**** Records for processing

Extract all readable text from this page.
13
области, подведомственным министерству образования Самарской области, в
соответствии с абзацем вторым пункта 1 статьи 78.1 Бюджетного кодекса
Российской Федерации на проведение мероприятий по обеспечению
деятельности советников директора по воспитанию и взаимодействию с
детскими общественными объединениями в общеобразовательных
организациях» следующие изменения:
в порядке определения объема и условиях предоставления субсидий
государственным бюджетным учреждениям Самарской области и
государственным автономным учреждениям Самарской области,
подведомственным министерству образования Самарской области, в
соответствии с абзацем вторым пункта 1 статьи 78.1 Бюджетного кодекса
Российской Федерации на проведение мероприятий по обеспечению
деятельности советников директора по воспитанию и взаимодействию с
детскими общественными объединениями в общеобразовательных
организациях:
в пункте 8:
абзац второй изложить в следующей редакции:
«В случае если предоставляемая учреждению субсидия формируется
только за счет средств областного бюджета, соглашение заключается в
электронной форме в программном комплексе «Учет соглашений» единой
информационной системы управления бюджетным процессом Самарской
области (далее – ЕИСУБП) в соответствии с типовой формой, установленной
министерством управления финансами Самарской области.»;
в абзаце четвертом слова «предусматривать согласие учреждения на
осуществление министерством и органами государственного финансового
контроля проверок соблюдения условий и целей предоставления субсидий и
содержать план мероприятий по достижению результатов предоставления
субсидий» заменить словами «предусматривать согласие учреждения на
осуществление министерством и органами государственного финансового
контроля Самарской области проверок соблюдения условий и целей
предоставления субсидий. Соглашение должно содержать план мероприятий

********

- _Task_: Scan the entries above for the word "государственным" and collect each line holding it.

- _Completed exercise_:
государственным бюджетным учреждениям Самарской области и
государственным автономным учреждениям Самарской области,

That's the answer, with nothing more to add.